:: EXERCISE INPUT ::

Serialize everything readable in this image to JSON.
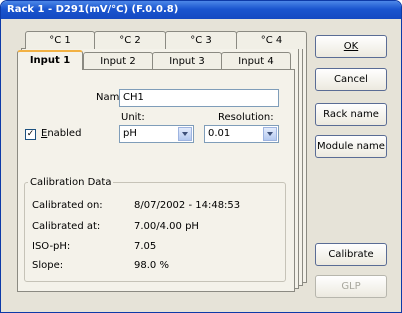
{
  "window": {
    "title": "Rack 1 - D291(mV/°C) (F.0.0.8)"
  },
  "tabs_back": [
    "°C 1",
    "°C 2",
    "°C 3",
    "°C 4"
  ],
  "tabs_front": [
    "Input 1",
    "Input 2",
    "Input 3",
    "Input 4"
  ],
  "form": {
    "name_label": "Name:",
    "name_value": "CH1",
    "enabled_label": "Enabled",
    "enabled_checked": true,
    "unit_label": "Unit:",
    "unit_value": "pH",
    "resolution_label": "Resolution:",
    "resolution_value": "0.01"
  },
  "calibration": {
    "group_title": "Calibration Data",
    "rows": [
      {
        "label": "Calibrated on:",
        "value": "8/07/2002 - 14:48:53"
      },
      {
        "label": "Calibrated at:",
        "value": "7.00/4.00 pH"
      },
      {
        "label": "ISO-pH:",
        "value": "7.05"
      },
      {
        "label": "Slope:",
        "value": "98.0 %"
      }
    ]
  },
  "buttons": {
    "ok": "OK",
    "cancel": "Cancel",
    "rack_name": "Rack name",
    "module_name": "Module name",
    "calibrate": "Calibrate",
    "glp": "GLP"
  }
}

:::

Pull out every line of the records that includes the string "Rack".

#### [CORRECT RESULT]
    "title": "Rack 1 - D291(mV/°C) (F.0.0.8)"
    "rack_name": "Rack name",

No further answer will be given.